Collected data entries
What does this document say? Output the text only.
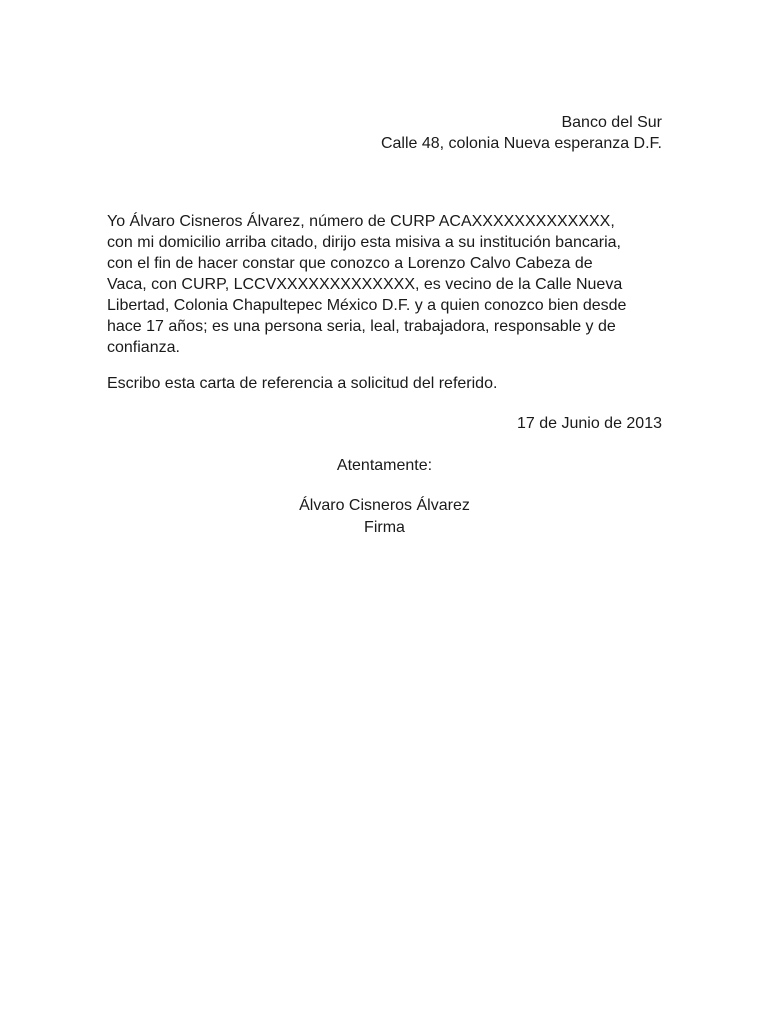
Banco del Sur
Calle 48, colonia Nueva esperanza D.F.
Yo Álvaro Cisneros Álvarez, número de CURP ACAXXXXXXXXXXXXX,
con mi domicilio arriba citado, dirijo esta misiva a su institución bancaria,
con el fin de hacer constar que conozco a Lorenzo Calvo Cabeza de
Vaca, con CURP, LCCVXXXXXXXXXXXXX, es vecino de la Calle Nueva
Libertad, Colonia Chapultepec México D.F. y a quien conozco bien desde
hace 17 años; es una persona seria, leal, trabajadora, responsable y de
confianza.
Escribo esta carta de referencia a solicitud del referido.
17 de Junio de 2013
Atentamente:
Álvaro Cisneros Álvarez
Firma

* [Task to complete]: Of the lines in this listing, report how many contain the string "Nueva", and give the number only.

* [Final answer]: 2